→ **Goal**
Below are records. Copy every line with "someone" in it.

→ **Records shown**
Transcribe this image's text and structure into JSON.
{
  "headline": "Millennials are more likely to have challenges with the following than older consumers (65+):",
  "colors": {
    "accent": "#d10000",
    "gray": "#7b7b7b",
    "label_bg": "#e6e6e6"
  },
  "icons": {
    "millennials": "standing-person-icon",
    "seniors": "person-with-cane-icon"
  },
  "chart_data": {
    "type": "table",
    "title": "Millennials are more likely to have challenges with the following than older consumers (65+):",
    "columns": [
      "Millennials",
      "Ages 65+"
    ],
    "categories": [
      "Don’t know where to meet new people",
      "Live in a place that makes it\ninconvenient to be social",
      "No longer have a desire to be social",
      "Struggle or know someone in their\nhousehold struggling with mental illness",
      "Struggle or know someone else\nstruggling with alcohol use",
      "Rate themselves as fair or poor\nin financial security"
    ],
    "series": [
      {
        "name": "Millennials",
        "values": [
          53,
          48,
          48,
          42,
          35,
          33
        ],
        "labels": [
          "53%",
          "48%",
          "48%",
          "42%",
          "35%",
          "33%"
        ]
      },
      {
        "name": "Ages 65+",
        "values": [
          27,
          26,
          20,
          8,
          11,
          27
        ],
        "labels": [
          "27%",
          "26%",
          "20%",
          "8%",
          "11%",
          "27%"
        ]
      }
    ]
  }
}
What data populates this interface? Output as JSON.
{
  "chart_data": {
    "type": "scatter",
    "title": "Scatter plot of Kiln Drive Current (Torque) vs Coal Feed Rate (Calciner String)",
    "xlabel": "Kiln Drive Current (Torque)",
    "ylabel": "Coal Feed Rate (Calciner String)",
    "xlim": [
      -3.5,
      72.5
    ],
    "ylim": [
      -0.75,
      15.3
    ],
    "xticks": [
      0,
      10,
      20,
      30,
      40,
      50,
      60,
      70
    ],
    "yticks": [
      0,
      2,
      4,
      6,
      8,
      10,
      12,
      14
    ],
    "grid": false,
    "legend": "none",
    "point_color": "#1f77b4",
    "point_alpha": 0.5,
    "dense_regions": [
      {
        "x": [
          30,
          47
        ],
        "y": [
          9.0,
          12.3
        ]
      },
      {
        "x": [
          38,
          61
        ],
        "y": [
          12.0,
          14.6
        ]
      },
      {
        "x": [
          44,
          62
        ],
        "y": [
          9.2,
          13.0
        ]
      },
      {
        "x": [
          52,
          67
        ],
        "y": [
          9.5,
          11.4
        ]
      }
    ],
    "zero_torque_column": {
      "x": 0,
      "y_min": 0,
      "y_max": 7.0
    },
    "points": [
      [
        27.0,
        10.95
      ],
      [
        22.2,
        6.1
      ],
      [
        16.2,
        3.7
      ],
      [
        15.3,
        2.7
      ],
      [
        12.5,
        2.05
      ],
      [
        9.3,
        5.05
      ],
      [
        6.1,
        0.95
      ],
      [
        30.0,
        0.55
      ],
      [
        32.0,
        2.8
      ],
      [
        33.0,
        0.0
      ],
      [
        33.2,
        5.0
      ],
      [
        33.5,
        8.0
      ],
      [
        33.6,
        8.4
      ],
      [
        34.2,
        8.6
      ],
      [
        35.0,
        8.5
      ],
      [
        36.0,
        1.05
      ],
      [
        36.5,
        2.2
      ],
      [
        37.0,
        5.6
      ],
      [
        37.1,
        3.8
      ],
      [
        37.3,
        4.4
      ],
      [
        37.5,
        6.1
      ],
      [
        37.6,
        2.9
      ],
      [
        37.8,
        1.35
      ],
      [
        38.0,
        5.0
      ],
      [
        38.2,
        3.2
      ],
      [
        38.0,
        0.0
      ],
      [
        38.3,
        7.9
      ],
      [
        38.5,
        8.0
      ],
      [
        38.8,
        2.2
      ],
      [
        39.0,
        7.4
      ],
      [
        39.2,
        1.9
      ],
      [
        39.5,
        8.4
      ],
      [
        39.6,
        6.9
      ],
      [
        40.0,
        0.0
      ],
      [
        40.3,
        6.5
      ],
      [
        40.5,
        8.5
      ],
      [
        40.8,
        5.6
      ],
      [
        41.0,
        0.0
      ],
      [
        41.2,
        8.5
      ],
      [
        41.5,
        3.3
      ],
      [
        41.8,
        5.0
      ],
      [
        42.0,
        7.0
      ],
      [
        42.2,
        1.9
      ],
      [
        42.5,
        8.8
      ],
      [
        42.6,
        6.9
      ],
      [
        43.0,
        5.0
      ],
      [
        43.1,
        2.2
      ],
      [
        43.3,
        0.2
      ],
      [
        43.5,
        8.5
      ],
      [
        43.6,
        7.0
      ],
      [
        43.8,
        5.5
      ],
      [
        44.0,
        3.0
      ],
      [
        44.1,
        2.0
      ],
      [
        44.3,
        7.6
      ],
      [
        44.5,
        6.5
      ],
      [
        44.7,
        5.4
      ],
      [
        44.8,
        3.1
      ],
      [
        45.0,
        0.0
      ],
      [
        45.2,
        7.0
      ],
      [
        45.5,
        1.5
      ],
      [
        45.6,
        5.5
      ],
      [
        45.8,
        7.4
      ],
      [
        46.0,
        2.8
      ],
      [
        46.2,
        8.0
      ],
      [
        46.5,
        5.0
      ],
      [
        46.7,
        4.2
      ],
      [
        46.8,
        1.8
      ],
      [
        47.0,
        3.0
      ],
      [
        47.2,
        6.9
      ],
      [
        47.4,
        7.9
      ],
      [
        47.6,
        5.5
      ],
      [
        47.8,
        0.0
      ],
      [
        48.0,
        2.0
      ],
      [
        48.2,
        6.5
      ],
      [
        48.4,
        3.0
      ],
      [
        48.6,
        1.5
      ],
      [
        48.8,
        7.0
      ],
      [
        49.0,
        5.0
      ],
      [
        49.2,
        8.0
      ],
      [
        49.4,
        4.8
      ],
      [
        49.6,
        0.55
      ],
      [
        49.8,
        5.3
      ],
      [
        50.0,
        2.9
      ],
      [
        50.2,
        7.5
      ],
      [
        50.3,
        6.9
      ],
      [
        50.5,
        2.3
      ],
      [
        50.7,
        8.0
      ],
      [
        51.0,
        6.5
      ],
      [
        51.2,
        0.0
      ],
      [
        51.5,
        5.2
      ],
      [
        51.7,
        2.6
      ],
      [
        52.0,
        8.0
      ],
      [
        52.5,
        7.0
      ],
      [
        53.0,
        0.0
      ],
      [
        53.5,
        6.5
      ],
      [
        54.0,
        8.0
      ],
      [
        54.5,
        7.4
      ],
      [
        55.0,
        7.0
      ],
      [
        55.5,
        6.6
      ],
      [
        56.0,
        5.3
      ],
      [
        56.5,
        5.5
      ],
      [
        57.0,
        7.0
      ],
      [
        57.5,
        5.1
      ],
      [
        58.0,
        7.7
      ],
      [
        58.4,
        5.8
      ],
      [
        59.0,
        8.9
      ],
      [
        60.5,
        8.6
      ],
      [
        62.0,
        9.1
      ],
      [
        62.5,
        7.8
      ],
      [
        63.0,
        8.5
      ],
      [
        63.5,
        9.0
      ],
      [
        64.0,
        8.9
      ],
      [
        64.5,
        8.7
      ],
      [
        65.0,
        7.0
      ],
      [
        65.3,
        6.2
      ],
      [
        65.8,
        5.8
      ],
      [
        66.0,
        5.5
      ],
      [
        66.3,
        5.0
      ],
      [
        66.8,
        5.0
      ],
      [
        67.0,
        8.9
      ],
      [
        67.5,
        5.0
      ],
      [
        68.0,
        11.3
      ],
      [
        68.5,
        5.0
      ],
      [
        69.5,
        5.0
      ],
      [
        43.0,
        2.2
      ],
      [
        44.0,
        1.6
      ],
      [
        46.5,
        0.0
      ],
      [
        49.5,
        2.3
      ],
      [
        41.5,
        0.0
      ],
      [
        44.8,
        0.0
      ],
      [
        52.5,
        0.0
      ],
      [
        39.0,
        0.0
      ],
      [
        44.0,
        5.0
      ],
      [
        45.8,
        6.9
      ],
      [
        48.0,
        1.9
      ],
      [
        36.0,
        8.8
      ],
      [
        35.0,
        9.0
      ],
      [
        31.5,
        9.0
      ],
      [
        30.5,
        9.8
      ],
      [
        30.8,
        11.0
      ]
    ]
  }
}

→ **Task solution**
      "Struggle or know someone in their\nhousehold struggling with mental illness",
      "Struggle or know someone else\nstruggling with alcohol use",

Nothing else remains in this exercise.